Of all the lines in this data, how many include "model"? Respond with the number only.

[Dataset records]

________________________________________

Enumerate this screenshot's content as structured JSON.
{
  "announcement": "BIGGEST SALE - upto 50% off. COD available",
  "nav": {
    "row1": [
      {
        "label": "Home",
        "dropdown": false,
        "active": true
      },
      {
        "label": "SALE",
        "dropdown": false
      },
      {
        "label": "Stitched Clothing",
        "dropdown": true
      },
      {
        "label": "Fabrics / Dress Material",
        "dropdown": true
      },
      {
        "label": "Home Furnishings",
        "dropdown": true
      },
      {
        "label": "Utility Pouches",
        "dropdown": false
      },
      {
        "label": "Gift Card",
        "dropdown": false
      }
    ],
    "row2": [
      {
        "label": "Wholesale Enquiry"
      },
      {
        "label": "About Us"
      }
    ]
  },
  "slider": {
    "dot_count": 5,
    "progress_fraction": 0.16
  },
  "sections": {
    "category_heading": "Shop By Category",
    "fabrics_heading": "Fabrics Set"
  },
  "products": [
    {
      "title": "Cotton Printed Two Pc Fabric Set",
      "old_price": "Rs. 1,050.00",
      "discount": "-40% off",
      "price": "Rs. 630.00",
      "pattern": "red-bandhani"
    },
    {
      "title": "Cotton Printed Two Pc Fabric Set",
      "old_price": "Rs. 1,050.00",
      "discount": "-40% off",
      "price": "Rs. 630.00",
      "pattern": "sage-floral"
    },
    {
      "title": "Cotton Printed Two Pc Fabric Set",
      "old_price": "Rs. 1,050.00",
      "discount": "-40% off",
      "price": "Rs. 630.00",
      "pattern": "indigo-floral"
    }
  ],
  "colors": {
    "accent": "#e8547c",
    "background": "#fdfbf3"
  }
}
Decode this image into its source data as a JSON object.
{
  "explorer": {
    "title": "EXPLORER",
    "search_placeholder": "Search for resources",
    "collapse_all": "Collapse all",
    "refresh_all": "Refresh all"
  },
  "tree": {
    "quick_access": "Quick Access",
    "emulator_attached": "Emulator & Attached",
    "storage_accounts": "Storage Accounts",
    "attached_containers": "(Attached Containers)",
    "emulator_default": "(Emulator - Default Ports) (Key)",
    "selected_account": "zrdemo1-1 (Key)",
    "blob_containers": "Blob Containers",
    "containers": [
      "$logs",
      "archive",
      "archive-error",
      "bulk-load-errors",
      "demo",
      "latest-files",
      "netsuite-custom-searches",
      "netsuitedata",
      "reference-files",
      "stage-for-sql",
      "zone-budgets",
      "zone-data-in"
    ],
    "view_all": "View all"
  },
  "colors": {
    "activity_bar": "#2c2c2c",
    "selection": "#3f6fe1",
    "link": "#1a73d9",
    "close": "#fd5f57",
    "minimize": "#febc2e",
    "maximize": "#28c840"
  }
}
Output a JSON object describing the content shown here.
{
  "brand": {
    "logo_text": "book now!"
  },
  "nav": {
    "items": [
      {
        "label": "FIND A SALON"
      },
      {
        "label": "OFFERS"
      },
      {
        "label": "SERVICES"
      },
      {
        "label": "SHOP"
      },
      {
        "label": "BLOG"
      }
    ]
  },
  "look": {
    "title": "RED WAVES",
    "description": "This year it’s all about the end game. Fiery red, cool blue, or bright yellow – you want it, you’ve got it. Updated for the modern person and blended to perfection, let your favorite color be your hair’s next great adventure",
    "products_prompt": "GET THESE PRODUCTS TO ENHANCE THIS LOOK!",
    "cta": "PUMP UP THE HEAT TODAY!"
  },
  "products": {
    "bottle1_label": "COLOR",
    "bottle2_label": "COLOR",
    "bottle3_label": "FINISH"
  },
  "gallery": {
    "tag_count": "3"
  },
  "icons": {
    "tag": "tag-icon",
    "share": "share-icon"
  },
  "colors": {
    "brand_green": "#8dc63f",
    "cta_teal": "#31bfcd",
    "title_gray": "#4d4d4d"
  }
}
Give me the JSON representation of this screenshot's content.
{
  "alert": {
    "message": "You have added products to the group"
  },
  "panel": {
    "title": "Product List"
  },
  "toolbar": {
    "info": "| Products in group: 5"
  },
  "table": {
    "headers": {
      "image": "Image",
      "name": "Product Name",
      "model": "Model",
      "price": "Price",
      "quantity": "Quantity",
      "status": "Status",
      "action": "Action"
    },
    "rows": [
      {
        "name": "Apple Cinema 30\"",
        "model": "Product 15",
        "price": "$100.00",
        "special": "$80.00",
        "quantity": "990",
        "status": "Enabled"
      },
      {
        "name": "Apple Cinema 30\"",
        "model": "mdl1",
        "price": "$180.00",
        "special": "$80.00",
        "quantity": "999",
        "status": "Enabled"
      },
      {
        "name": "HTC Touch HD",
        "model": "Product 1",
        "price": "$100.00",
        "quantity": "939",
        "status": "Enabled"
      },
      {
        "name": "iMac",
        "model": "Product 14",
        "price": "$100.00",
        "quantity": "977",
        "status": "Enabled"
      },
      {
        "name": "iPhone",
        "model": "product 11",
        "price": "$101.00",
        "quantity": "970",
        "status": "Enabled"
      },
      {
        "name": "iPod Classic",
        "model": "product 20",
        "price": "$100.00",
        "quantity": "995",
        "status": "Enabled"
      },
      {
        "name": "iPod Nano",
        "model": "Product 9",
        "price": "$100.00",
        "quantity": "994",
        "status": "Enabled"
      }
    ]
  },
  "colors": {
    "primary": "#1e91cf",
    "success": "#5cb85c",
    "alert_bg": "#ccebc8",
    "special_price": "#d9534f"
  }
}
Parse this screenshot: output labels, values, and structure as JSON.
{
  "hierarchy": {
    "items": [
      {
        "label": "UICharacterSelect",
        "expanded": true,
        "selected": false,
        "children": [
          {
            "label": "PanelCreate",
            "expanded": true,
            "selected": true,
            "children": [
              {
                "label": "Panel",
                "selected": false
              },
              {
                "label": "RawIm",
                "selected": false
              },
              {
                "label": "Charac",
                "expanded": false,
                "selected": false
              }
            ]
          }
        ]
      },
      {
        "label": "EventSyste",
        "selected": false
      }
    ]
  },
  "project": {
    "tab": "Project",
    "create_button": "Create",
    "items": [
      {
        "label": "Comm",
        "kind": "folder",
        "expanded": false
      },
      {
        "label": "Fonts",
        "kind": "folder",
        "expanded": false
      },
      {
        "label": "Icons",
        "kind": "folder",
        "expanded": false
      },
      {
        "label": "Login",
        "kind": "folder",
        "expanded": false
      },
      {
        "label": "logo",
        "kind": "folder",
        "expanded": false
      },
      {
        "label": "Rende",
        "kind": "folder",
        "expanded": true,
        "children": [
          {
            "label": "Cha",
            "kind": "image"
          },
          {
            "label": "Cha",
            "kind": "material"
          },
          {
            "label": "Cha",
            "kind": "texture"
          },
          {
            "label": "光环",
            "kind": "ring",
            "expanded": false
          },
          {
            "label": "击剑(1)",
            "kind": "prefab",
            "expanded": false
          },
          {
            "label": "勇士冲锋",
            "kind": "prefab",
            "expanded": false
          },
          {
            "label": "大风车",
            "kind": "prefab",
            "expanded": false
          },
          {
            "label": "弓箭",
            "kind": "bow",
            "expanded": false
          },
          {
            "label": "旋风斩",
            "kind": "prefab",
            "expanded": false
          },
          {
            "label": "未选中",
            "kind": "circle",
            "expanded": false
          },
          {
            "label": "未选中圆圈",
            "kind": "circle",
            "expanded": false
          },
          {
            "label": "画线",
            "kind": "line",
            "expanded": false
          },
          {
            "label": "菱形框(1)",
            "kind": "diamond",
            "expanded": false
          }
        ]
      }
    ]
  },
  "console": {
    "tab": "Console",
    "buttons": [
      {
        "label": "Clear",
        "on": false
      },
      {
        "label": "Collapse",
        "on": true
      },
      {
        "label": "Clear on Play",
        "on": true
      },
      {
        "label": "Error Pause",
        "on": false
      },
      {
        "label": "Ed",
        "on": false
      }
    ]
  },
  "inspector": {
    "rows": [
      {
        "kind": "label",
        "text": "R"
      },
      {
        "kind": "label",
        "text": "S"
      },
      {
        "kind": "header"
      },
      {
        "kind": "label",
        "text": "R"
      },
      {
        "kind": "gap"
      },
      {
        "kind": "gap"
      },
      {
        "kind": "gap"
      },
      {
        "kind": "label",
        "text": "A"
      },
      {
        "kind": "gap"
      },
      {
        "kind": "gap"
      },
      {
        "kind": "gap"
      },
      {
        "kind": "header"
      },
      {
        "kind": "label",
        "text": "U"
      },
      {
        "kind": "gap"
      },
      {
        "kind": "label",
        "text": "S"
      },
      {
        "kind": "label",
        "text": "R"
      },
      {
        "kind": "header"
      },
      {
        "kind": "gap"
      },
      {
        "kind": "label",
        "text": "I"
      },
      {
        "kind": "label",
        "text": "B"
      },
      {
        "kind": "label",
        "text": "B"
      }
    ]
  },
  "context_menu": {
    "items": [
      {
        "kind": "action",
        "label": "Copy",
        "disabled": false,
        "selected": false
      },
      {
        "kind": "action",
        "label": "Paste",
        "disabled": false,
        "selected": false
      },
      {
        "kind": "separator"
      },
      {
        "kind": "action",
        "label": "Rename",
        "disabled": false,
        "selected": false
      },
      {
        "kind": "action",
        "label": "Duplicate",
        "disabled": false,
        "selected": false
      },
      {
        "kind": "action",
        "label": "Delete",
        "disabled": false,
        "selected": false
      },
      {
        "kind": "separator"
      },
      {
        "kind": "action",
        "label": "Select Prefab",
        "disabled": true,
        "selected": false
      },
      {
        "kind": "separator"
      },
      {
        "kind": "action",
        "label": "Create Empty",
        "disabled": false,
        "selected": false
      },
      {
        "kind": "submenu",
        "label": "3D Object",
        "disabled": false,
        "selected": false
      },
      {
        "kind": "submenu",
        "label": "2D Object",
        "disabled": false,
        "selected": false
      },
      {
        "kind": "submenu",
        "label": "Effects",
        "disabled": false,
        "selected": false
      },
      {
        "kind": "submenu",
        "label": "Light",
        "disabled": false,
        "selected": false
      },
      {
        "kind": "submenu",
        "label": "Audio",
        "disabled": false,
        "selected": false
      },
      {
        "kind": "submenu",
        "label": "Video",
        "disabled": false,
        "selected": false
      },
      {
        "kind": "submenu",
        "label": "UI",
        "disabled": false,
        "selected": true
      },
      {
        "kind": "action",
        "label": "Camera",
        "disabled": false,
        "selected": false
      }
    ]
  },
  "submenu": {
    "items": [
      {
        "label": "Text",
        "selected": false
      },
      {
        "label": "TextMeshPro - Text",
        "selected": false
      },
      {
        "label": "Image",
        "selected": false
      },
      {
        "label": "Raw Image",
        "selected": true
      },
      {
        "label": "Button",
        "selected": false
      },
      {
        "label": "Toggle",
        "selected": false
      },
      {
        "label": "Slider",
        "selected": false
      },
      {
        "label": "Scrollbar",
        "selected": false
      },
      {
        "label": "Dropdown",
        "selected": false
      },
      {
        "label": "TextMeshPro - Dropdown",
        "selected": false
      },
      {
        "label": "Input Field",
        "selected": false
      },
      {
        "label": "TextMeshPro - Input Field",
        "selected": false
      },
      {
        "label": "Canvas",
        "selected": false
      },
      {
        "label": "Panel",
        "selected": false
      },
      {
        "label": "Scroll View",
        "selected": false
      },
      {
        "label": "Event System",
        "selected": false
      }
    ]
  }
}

________________________________________

■ EXPECTED OUTPUT ■
8